> WORK TO COMPLETE
Every entry below should be transcribed exactly; pictures stay out of the copy.

> DATA FOR THIS TASK
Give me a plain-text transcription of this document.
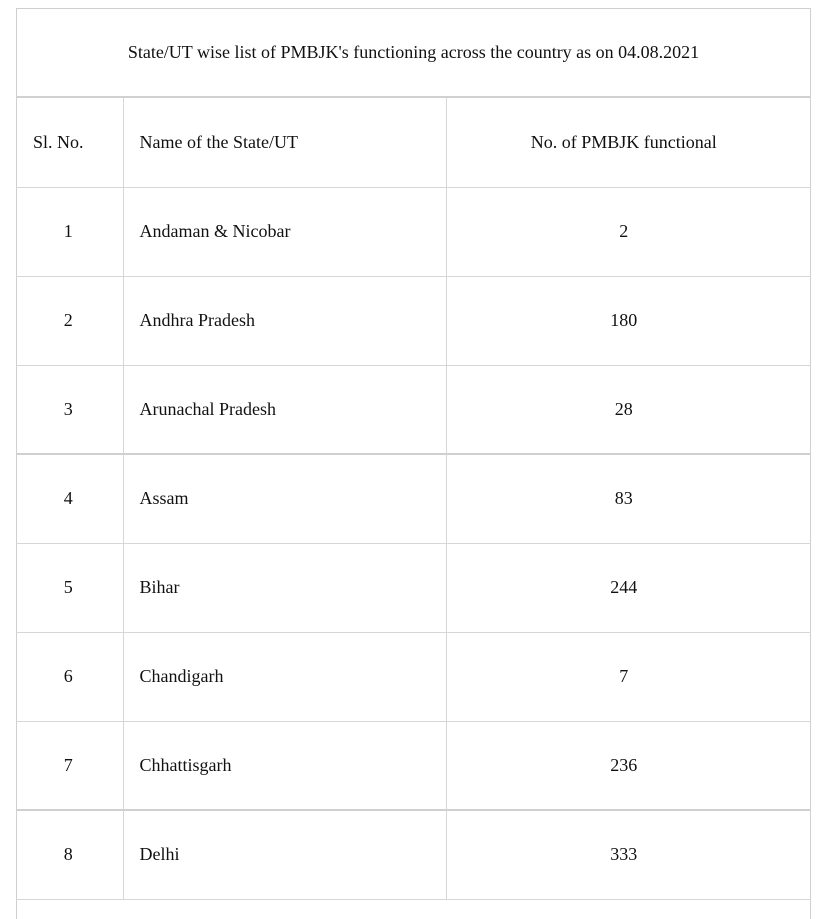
State/UT wise list of PMBJK's functioning across the country as on 04.08.2021
Sl. No.	Name of the State/UT	No. of PMBJK functional
1	Andaman & Nicobar	2
2	Andhra Pradesh	180
3	Arunachal Pradesh	28
4	Assam	83
5	Bihar	244
6	Chandigarh	7
7	Chhattisgarh	236
8	Delhi	333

> OUTPUT FOR THIS TASK
Give me a plain-text transcription of this document.
State/UT wise list of PMBJK's functioning across the country as on 04.08.2021
Sl. No.	Name of the State/UT	No. of PMBJK functional
1	Andaman & Nicobar	2
2	Andhra Pradesh	180
3	Arunachal Pradesh	28
4	Assam	83
5	Bihar	244
6	Chandigarh	7
7	Chhattisgarh	236
8	Delhi	333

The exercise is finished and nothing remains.